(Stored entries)
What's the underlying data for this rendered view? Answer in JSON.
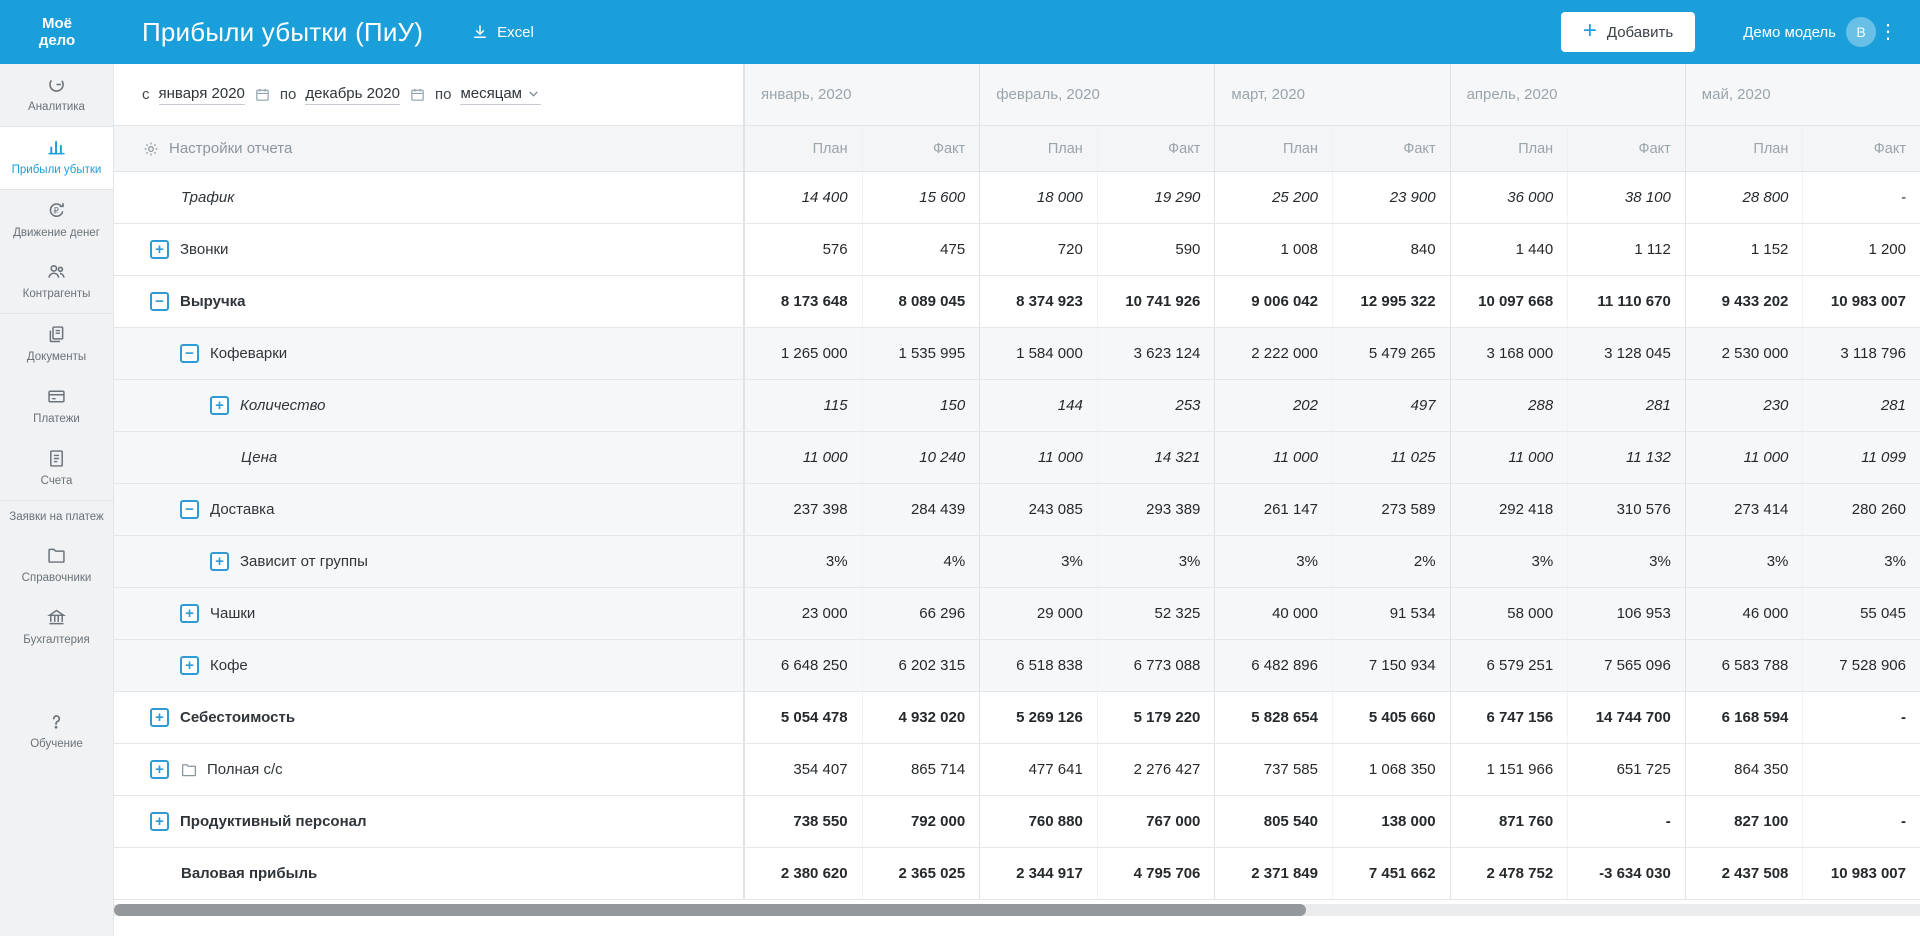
{
  "colors": {
    "accent": "#1a9fdb",
    "header_bg": "#1a9fdb"
  },
  "header": {
    "logo_line1": "Моё",
    "logo_line2": "дело",
    "title": "Прибыли убытки (ПиУ)",
    "excel_label": "Excel",
    "add_label": "Добавить",
    "user_label": "Демо модель",
    "avatar_letter": "В"
  },
  "sidebar": {
    "items": [
      {
        "label": "Аналитика",
        "icon": "analytics-icon",
        "active": false
      },
      {
        "label": "Прибыли убытки",
        "icon": "profit-loss-icon",
        "active": true
      },
      {
        "label": "Движение денег",
        "icon": "cash-flow-icon",
        "active": false
      },
      {
        "label": "Контрагенты",
        "icon": "contractors-icon",
        "active": false
      },
      {
        "label": "Документы",
        "icon": "documents-icon",
        "active": false
      },
      {
        "label": "Платежи",
        "icon": "payments-icon",
        "active": false
      },
      {
        "label": "Счета",
        "icon": "invoices-icon",
        "active": false
      },
      {
        "label": "Заявки на платеж",
        "icon": "payment-requests",
        "active": false
      },
      {
        "label": "Справочники",
        "icon": "directories-icon",
        "active": false
      },
      {
        "label": "Бухгалтерия",
        "icon": "accounting-icon",
        "active": false
      },
      {
        "label": "Обучение",
        "icon": "education-icon",
        "active": false
      }
    ]
  },
  "filters": {
    "from_label": "с",
    "from_value": "января 2020",
    "to_label": "по",
    "to_value": "декабрь 2020",
    "period_label": "по",
    "period_value": "месяцам",
    "settings_label": "Настройки отчета"
  },
  "table": {
    "months": [
      "январь, 2020",
      "февраль, 2020",
      "март, 2020",
      "апрель, 2020",
      "май, 2020"
    ],
    "plan_label": "План",
    "fact_label": "Факт",
    "rows": [
      {
        "label": "Трафик",
        "level": 0,
        "expander": "",
        "folder": false,
        "bold": false,
        "italic": true,
        "shaded": false,
        "values": [
          "14 400",
          "15 600",
          "18 000",
          "19 290",
          "25 200",
          "23 900",
          "36 000",
          "38 100",
          "28 800",
          "-"
        ]
      },
      {
        "label": "Звонки",
        "level": 0,
        "expander": "plus",
        "folder": false,
        "bold": false,
        "italic": false,
        "shaded": false,
        "values": [
          "576",
          "475",
          "720",
          "590",
          "1 008",
          "840",
          "1 440",
          "1 112",
          "1 152",
          "1 200"
        ]
      },
      {
        "label": "Выручка",
        "level": 0,
        "expander": "minus",
        "folder": false,
        "bold": true,
        "italic": false,
        "shaded": false,
        "values": [
          "8 173 648",
          "8 089 045",
          "8 374 923",
          "10 741 926",
          "9 006 042",
          "12 995 322",
          "10 097 668",
          "11 110 670",
          "9 433 202",
          "10 983 007"
        ]
      },
      {
        "label": "Кофеварки",
        "level": 1,
        "expander": "minus",
        "folder": false,
        "bold": false,
        "italic": false,
        "shaded": true,
        "values": [
          "1 265 000",
          "1 535 995",
          "1 584 000",
          "3 623 124",
          "2 222 000",
          "5 479 265",
          "3 168 000",
          "3 128 045",
          "2 530 000",
          "3 118 796"
        ]
      },
      {
        "label": "Количество",
        "level": 2,
        "expander": "plus",
        "folder": false,
        "bold": false,
        "italic": true,
        "shaded": true,
        "values": [
          "115",
          "150",
          "144",
          "253",
          "202",
          "497",
          "288",
          "281",
          "230",
          "281"
        ]
      },
      {
        "label": "Цена",
        "level": 2,
        "expander": "",
        "folder": false,
        "bold": false,
        "italic": true,
        "shaded": true,
        "values": [
          "11 000",
          "10 240",
          "11 000",
          "14 321",
          "11 000",
          "11 025",
          "11 000",
          "11 132",
          "11 000",
          "11 099"
        ]
      },
      {
        "label": "Доставка",
        "level": 1,
        "expander": "minus",
        "folder": false,
        "bold": false,
        "italic": false,
        "shaded": true,
        "values": [
          "237 398",
          "284 439",
          "243 085",
          "293 389",
          "261 147",
          "273 589",
          "292 418",
          "310 576",
          "273 414",
          "280 260"
        ]
      },
      {
        "label": "Зависит от группы",
        "level": 2,
        "expander": "plus",
        "folder": false,
        "bold": false,
        "italic": false,
        "shaded": true,
        "values": [
          "3%",
          "4%",
          "3%",
          "3%",
          "3%",
          "2%",
          "3%",
          "3%",
          "3%",
          "3%"
        ]
      },
      {
        "label": "Чашки",
        "level": 1,
        "expander": "plus",
        "folder": false,
        "bold": false,
        "italic": false,
        "shaded": true,
        "values": [
          "23 000",
          "66 296",
          "29 000",
          "52 325",
          "40 000",
          "91 534",
          "58 000",
          "106 953",
          "46 000",
          "55 045"
        ]
      },
      {
        "label": "Кофе",
        "level": 1,
        "expander": "plus",
        "folder": false,
        "bold": false,
        "italic": false,
        "shaded": true,
        "values": [
          "6 648 250",
          "6 202 315",
          "6 518 838",
          "6 773 088",
          "6 482 896",
          "7 150 934",
          "6 579 251",
          "7 565 096",
          "6 583 788",
          "7 528 906"
        ]
      },
      {
        "label": "Себестоимость",
        "level": 0,
        "expander": "plus",
        "folder": false,
        "bold": true,
        "italic": false,
        "shaded": false,
        "values": [
          "5 054 478",
          "4 932 020",
          "5 269 126",
          "5 179 220",
          "5 828 654",
          "5 405 660",
          "6 747 156",
          "14 744 700",
          "6 168 594",
          "-"
        ]
      },
      {
        "label": "Полная с/с",
        "level": 0,
        "expander": "plus",
        "folder": true,
        "bold": false,
        "italic": false,
        "shaded": false,
        "values": [
          "354 407",
          "865 714",
          "477 641",
          "2 276 427",
          "737 585",
          "1 068 350",
          "1 151 966",
          "651 725",
          "864 350",
          ""
        ]
      },
      {
        "label": "Продуктивный персонал",
        "level": 0,
        "expander": "plus",
        "folder": false,
        "bold": true,
        "italic": false,
        "shaded": false,
        "values": [
          "738 550",
          "792 000",
          "760 880",
          "767 000",
          "805 540",
          "138 000",
          "871 760",
          "-",
          "827 100",
          "-"
        ]
      },
      {
        "label": "Валовая прибыль",
        "level": 0,
        "expander": "",
        "folder": false,
        "bold": true,
        "italic": false,
        "shaded": false,
        "values": [
          "2 380 620",
          "2 365 025",
          "2 344 917",
          "4 795 706",
          "2 371 849",
          "7 451 662",
          "2 478 752",
          "-3 634 030",
          "2 437 508",
          "10 983 007"
        ]
      }
    ]
  }
}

## Given exercise
Copy all the data exactly as written, but skip any picture.

## Answer for this exercise
What's the underlying data for this rendered view? Answer in JSON.
{
  "colors": {
    "accent": "#1a9fdb",
    "header_bg": "#1a9fdb"
  },
  "header": {
    "logo_line1": "Моё",
    "logo_line2": "дело",
    "title": "Прибыли убытки (ПиУ)",
    "excel_label": "Excel",
    "add_label": "Добавить",
    "user_label": "Демо модель",
    "avatar_letter": "В"
  },
  "sidebar": {
    "items": [
      {
        "label": "Аналитика",
        "icon": "analytics-icon",
        "active": false
      },
      {
        "label": "Прибыли убытки",
        "icon": "profit-loss-icon",
        "active": true
      },
      {
        "label": "Движение денег",
        "icon": "cash-flow-icon",
        "active": false
      },
      {
        "label": "Контрагенты",
        "icon": "contractors-icon",
        "active": false
      },
      {
        "label": "Документы",
        "icon": "documents-icon",
        "active": false
      },
      {
        "label": "Платежи",
        "icon": "payments-icon",
        "active": false
      },
      {
        "label": "Счета",
        "icon": "invoices-icon",
        "active": false
      },
      {
        "label": "Заявки на платеж",
        "icon": "payment-requests",
        "active": false
      },
      {
        "label": "Справочники",
        "icon": "directories-icon",
        "active": false
      },
      {
        "label": "Бухгалтерия",
        "icon": "accounting-icon",
        "active": false
      },
      {
        "label": "Обучение",
        "icon": "education-icon",
        "active": false
      }
    ]
  },
  "filters": {
    "from_label": "с",
    "from_value": "января 2020",
    "to_label": "по",
    "to_value": "декабрь 2020",
    "period_label": "по",
    "period_value": "месяцам",
    "settings_label": "Настройки отчета"
  },
  "table": {
    "months": [
      "январь, 2020",
      "февраль, 2020",
      "март, 2020",
      "апрель, 2020",
      "май, 2020"
    ],
    "plan_label": "План",
    "fact_label": "Факт",
    "rows": [
      {
        "label": "Трафик",
        "level": 0,
        "expander": "",
        "folder": false,
        "bold": false,
        "italic": true,
        "shaded": false,
        "values": [
          "14 400",
          "15 600",
          "18 000",
          "19 290",
          "25 200",
          "23 900",
          "36 000",
          "38 100",
          "28 800",
          "-"
        ]
      },
      {
        "label": "Звонки",
        "level": 0,
        "expander": "plus",
        "folder": false,
        "bold": false,
        "italic": false,
        "shaded": false,
        "values": [
          "576",
          "475",
          "720",
          "590",
          "1 008",
          "840",
          "1 440",
          "1 112",
          "1 152",
          "1 200"
        ]
      },
      {
        "label": "Выручка",
        "level": 0,
        "expander": "minus",
        "folder": false,
        "bold": true,
        "italic": false,
        "shaded": false,
        "values": [
          "8 173 648",
          "8 089 045",
          "8 374 923",
          "10 741 926",
          "9 006 042",
          "12 995 322",
          "10 097 668",
          "11 110 670",
          "9 433 202",
          "10 983 007"
        ]
      },
      {
        "label": "Кофеварки",
        "level": 1,
        "expander": "minus",
        "folder": false,
        "bold": false,
        "italic": false,
        "shaded": true,
        "values": [
          "1 265 000",
          "1 535 995",
          "1 584 000",
          "3 623 124",
          "2 222 000",
          "5 479 265",
          "3 168 000",
          "3 128 045",
          "2 530 000",
          "3 118 796"
        ]
      },
      {
        "label": "Количество",
        "level": 2,
        "expander": "plus",
        "folder": false,
        "bold": false,
        "italic": true,
        "shaded": true,
        "values": [
          "115",
          "150",
          "144",
          "253",
          "202",
          "497",
          "288",
          "281",
          "230",
          "281"
        ]
      },
      {
        "label": "Цена",
        "level": 2,
        "expander": "",
        "folder": false,
        "bold": false,
        "italic": true,
        "shaded": true,
        "values": [
          "11 000",
          "10 240",
          "11 000",
          "14 321",
          "11 000",
          "11 025",
          "11 000",
          "11 132",
          "11 000",
          "11 099"
        ]
      },
      {
        "label": "Доставка",
        "level": 1,
        "expander": "minus",
        "folder": false,
        "bold": false,
        "italic": false,
        "shaded": true,
        "values": [
          "237 398",
          "284 439",
          "243 085",
          "293 389",
          "261 147",
          "273 589",
          "292 418",
          "310 576",
          "273 414",
          "280 260"
        ]
      },
      {
        "label": "Зависит от группы",
        "level": 2,
        "expander": "plus",
        "folder": false,
        "bold": false,
        "italic": false,
        "shaded": true,
        "values": [
          "3%",
          "4%",
          "3%",
          "3%",
          "3%",
          "2%",
          "3%",
          "3%",
          "3%",
          "3%"
        ]
      },
      {
        "label": "Чашки",
        "level": 1,
        "expander": "plus",
        "folder": false,
        "bold": false,
        "italic": false,
        "shaded": true,
        "values": [
          "23 000",
          "66 296",
          "29 000",
          "52 325",
          "40 000",
          "91 534",
          "58 000",
          "106 953",
          "46 000",
          "55 045"
        ]
      },
      {
        "label": "Кофе",
        "level": 1,
        "expander": "plus",
        "folder": false,
        "bold": false,
        "italic": false,
        "shaded": true,
        "values": [
          "6 648 250",
          "6 202 315",
          "6 518 838",
          "6 773 088",
          "6 482 896",
          "7 150 934",
          "6 579 251",
          "7 565 096",
          "6 583 788",
          "7 528 906"
        ]
      },
      {
        "label": "Себестоимость",
        "level": 0,
        "expander": "plus",
        "folder": false,
        "bold": true,
        "italic": false,
        "shaded": false,
        "values": [
          "5 054 478",
          "4 932 020",
          "5 269 126",
          "5 179 220",
          "5 828 654",
          "5 405 660",
          "6 747 156",
          "14 744 700",
          "6 168 594",
          "-"
        ]
      },
      {
        "label": "Полная с/с",
        "level": 0,
        "expander": "plus",
        "folder": true,
        "bold": false,
        "italic": false,
        "shaded": false,
        "values": [
          "354 407",
          "865 714",
          "477 641",
          "2 276 427",
          "737 585",
          "1 068 350",
          "1 151 966",
          "651 725",
          "864 350",
          ""
        ]
      },
      {
        "label": "Продуктивный персонал",
        "level": 0,
        "expander": "plus",
        "folder": false,
        "bold": true,
        "italic": false,
        "shaded": false,
        "values": [
          "738 550",
          "792 000",
          "760 880",
          "767 000",
          "805 540",
          "138 000",
          "871 760",
          "-",
          "827 100",
          "-"
        ]
      },
      {
        "label": "Валовая прибыль",
        "level": 0,
        "expander": "",
        "folder": false,
        "bold": true,
        "italic": false,
        "shaded": false,
        "values": [
          "2 380 620",
          "2 365 025",
          "2 344 917",
          "4 795 706",
          "2 371 849",
          "7 451 662",
          "2 478 752",
          "-3 634 030",
          "2 437 508",
          "10 983 007"
        ]
      }
    ]
  }
}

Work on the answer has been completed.